● **Your task**
Copy out only the entries from the line containing "Extract all elements" through the line containing "promoted-trend-title: #ゼンゼロ1周年 [13, 49, 157, 71]", inclusive, replacing "more-horizontal-icon" with "overflow-menu-icon" and leaving everything else unchanged.

● **Dataset records**
##########

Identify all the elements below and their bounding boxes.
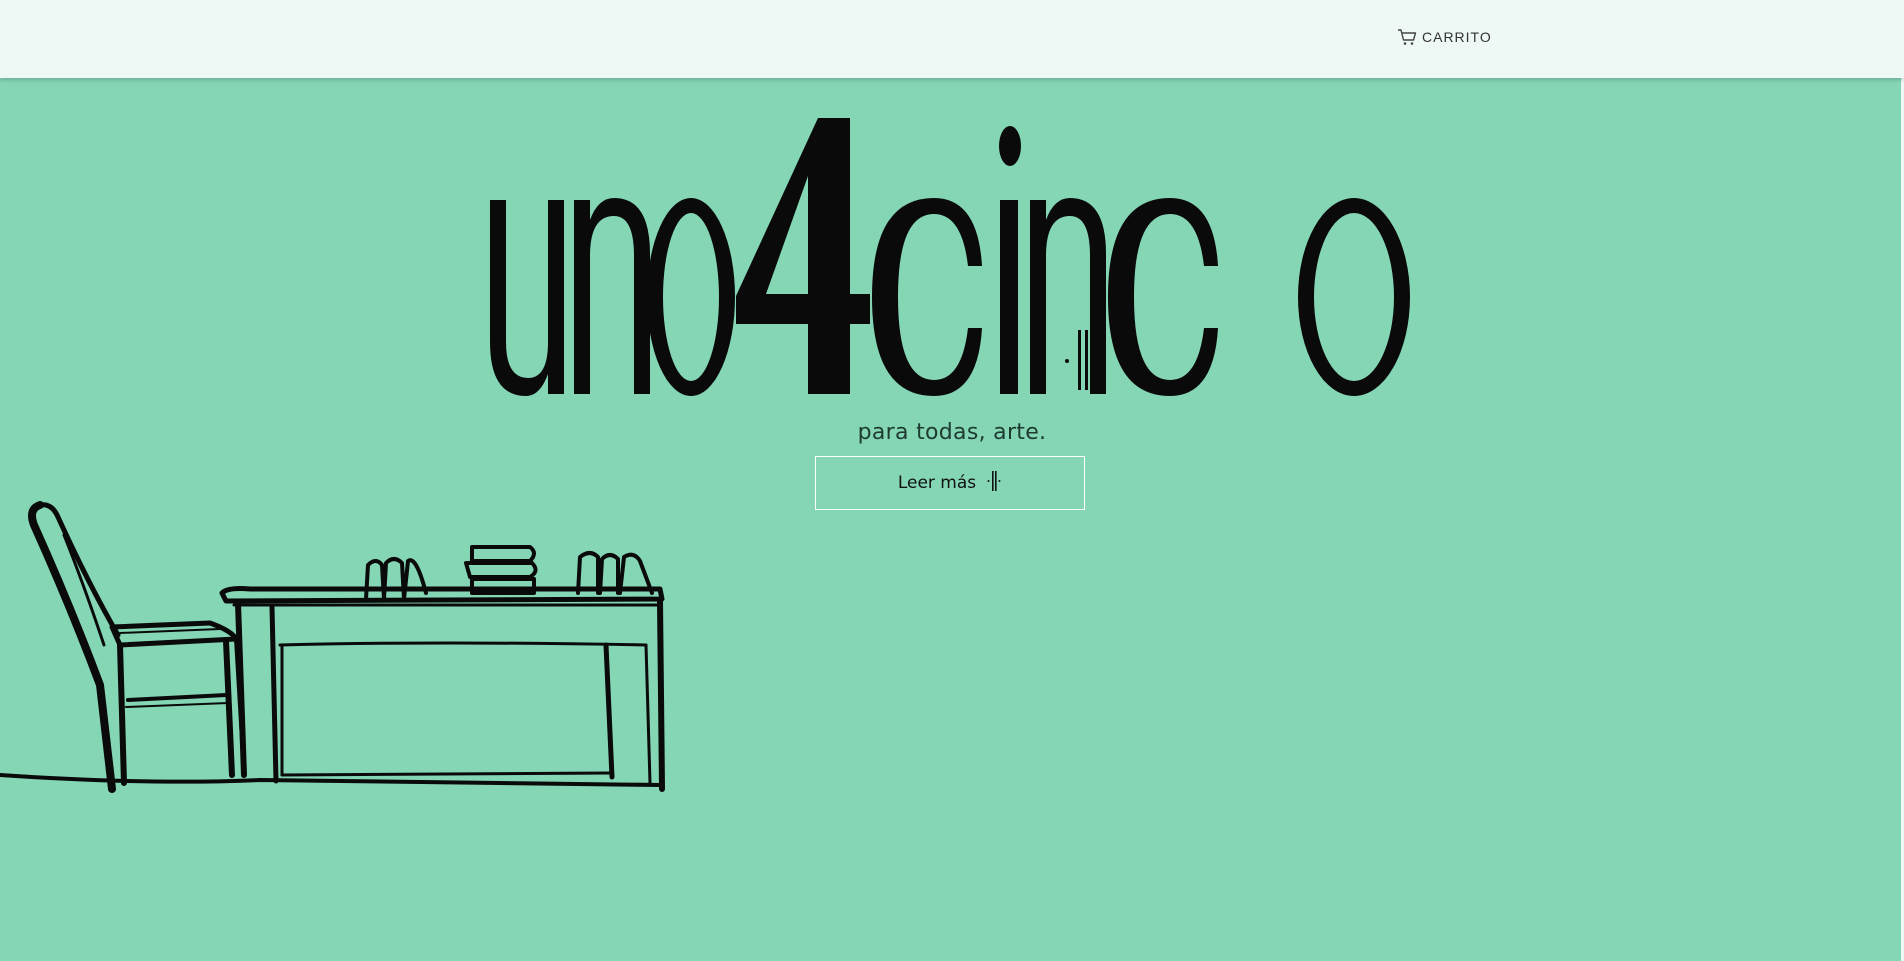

##########

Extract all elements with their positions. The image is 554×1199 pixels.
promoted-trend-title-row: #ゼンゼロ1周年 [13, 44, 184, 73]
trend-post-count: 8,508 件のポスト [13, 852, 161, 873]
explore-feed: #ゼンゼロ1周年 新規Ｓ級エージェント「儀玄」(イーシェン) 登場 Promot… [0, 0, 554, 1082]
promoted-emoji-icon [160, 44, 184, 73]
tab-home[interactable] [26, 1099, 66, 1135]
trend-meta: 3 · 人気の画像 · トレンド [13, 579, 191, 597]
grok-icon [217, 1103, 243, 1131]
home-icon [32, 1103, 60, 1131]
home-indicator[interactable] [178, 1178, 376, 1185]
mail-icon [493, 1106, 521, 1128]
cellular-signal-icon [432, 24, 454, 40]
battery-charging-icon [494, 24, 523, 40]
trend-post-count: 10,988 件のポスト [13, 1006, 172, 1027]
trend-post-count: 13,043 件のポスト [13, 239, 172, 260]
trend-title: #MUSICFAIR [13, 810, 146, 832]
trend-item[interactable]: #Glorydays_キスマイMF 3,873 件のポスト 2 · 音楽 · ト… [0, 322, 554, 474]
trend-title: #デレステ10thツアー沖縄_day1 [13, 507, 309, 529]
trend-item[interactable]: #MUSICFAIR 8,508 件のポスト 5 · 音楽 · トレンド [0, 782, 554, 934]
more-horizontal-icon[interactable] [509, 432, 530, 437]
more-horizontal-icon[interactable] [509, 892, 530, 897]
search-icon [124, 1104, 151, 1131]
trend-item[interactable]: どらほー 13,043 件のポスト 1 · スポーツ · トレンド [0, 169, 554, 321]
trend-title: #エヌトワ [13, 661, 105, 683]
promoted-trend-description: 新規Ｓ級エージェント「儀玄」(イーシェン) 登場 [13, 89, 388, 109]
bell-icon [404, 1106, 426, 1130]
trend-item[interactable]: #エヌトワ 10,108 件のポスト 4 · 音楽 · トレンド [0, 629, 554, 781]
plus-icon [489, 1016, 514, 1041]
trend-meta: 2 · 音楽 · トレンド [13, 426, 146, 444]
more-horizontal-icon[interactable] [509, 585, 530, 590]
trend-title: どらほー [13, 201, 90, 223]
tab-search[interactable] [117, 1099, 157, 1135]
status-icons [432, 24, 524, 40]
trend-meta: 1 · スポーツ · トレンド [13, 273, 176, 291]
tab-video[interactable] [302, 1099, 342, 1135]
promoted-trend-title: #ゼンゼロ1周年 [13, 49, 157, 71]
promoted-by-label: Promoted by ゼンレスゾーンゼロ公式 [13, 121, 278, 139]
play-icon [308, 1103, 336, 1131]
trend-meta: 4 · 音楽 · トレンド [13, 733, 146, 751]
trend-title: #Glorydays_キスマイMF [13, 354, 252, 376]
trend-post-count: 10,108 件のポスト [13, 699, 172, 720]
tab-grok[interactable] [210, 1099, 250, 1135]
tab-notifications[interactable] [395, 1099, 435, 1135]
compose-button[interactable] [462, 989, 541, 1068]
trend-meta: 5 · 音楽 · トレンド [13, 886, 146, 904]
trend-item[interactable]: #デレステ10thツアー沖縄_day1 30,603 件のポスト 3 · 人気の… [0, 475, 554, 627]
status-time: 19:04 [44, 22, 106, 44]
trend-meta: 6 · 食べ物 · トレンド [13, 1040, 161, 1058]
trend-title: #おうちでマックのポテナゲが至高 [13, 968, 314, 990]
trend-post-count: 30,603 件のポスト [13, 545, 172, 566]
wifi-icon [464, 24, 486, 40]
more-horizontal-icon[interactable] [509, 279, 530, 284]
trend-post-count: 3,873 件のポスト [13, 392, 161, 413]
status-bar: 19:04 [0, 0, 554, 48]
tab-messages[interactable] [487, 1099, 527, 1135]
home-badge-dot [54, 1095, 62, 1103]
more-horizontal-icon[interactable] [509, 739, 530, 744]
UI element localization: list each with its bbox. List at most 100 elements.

##########

● **Solution for this exercise**
Extract all elements with their positions. The image is 554×1199 pixels.
promoted-trend-title-row: #ゼンゼロ1周年 [13, 44, 184, 73]
trend-post-count: 8,508 件のポスト [13, 852, 161, 873]
explore-feed: #ゼンゼロ1周年 新規Ｓ級エージェント「儀玄」(イーシェン) 登場 Promot… [0, 0, 554, 1082]
promoted-emoji-icon [160, 44, 184, 73]
tab-home[interactable] [26, 1099, 66, 1135]
trend-meta: 3 · 人気の画像 · トレンド [13, 579, 191, 597]
grok-icon [217, 1103, 243, 1131]
home-icon [32, 1103, 60, 1131]
home-indicator[interactable] [178, 1178, 376, 1185]
mail-icon [493, 1106, 521, 1128]
cellular-signal-icon [432, 24, 454, 40]
battery-charging-icon [494, 24, 523, 40]
trend-post-count: 10,988 件のポスト [13, 1006, 172, 1027]
trend-post-count: 13,043 件のポスト [13, 239, 172, 260]
trend-title: #MUSICFAIR [13, 810, 146, 832]
trend-item[interactable]: #Glorydays_キスマイMF 3,873 件のポスト 2 · 音楽 · ト… [0, 322, 554, 474]
trend-title: #デレステ10thツアー沖縄_day1 [13, 507, 309, 529]
trend-item[interactable]: #MUSICFAIR 8,508 件のポスト 5 · 音楽 · トレンド [0, 782, 554, 934]
overflow-menu-icon[interactable] [509, 432, 530, 437]
overflow-menu-icon[interactable] [509, 892, 530, 897]
search-icon [124, 1104, 151, 1131]
trend-item[interactable]: どらほー 13,043 件のポスト 1 · スポーツ · トレンド [0, 169, 554, 321]
trend-title: #エヌトワ [13, 661, 105, 683]
promoted-trend-description: 新規Ｓ級エージェント「儀玄」(イーシェン) 登場 [13, 89, 388, 109]
bell-icon [404, 1106, 426, 1130]
trend-item[interactable]: #エヌトワ 10,108 件のポスト 4 · 音楽 · トレンド [0, 629, 554, 781]
plus-icon [489, 1016, 514, 1041]
trend-meta: 2 · 音楽 · トレンド [13, 426, 146, 444]
overflow-menu-icon[interactable] [509, 585, 530, 590]
trend-title: どらほー [13, 201, 90, 223]
tab-search[interactable] [117, 1099, 157, 1135]
status-icons [432, 24, 524, 40]
trend-meta: 1 · スポーツ · トレンド [13, 273, 176, 291]
tab-video[interactable] [302, 1099, 342, 1135]
promoted-trend-title: #ゼンゼロ1周年 [13, 49, 157, 71]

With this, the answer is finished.